## Document passage
◇ ◇ ◇ ◇ ◇ ◇ ◇

JSTOR Text Analysis Support: Working with JSTOR Bibliographic Metadata – JSTOR Support

On this page:

Downloading the JSTOR bibliographic metadata file
Creating an item ID list
- Item ID list formatting requirements
- Example: Using Python to filter metadata and create an item ID list
Working with JSON Lines
- JSON data dictionary

To request the full text of items for analysis, you must submit a dataset request which includes a list of requested item IDs from the JSTOR bibliographic metadata file.

A document's bibliographic metadata provides information about the document, such as title and year of publication. You may use it to identify the items you need for your research.

Downloading the JSTOR bibliographic metadata file

To download the JSTOR bibliographic metadata file:

Log into the JSTOR text analysis support page with your personal JSTOR account.
- If you don't already have a JSTOR account, you may register for a JSTOR account for free.
Under Download metadata of JSTOR content available for text analysis, read and agree to the Terms and Conditions and then select the Download JSONL button.

Creating an item ID list

Once you've downloaded the JSTOR bibliographic metadata file and understand the data available in it, you'll need to create a list of JSTOR item IDs to submit as part of your dataset request.

Item ID list formatting requirements

Prior to submission, your ID list must meet the following requirements:

A UTF-8 plain text file with the extension .txt
One JSTOR item ID per line
No additional text (no header, commas, or other separators)
Maximum of 1,500,000 lines

While you can use a variety of tools to create this list, because of the size of the metadata file when uncompressed, we recommend using tools that can stream the file rather than load it entirely into memory. See an example of stream processing using Python.

Other free and open source utilities that we recommend are:

R and the jsonlite package for streaming JSON data
The command line utility jq

Example: Using Python to filter metadata and create an item ID list

In the following example, we want to request all items that don’t require review to download, and whose titles contain the word “Rembrandt”.

import gzip
import json

item_ids = []

# Using gzip.open it is possible to read the file line by line without loading it all into memory
with (
   gzip.open(
       "jstor_metadata_2025-06-20.jsonl.gz",  # Replace with the name of the most recent metadata file you downloaded from https://www.jstor.org/ta-support/metadata
       "rt",
       encoding="utf-8"

◇ ◇ ◇ ◇ ◇ ◇ ◇

## Information supplied

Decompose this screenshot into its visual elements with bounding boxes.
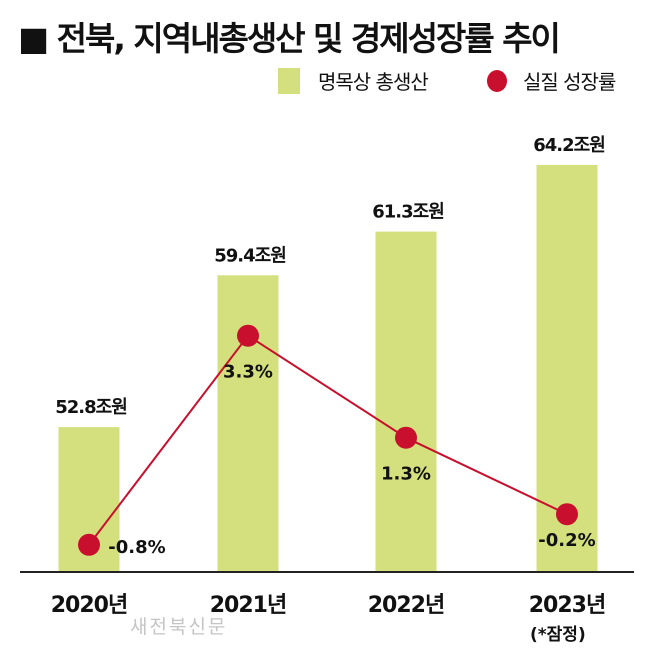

◇ ◇ ◇ ◇ ◇ ◇ ◇

## Exercise task A
Copy out the passage of the JSTOR metadata page starting with "A document's bibliographic" and going on through "personal JSTOR account.".
## Exercise task B
Using the JSTOR metadata page, decide whether each statement agrees with it: (i) the item ID list may run to 1,500,000 lines; (ii) registering for a JSTOR account carries a fee; (iii) the item ID list may begin with a header. Answer yes or no for each, and quote the words that settle it.

## Worked answer A
A document's bibliographic metadata provides information about the document, such as title and year of publication. You may use it to identify the items you need for your research.

Downloading the JSTOR bibliographic metadata file

To download the JSTOR bibliographic metadata file:

Log into the JSTOR text analysis support page with your personal JSTOR account.

## Worked answer B
(i) Yes: "Maximum of 1,500,000 lines"
(ii) No: "you may register for a JSTOR account for free."
(iii) No: "No additional text (no header, commas, or other separators)"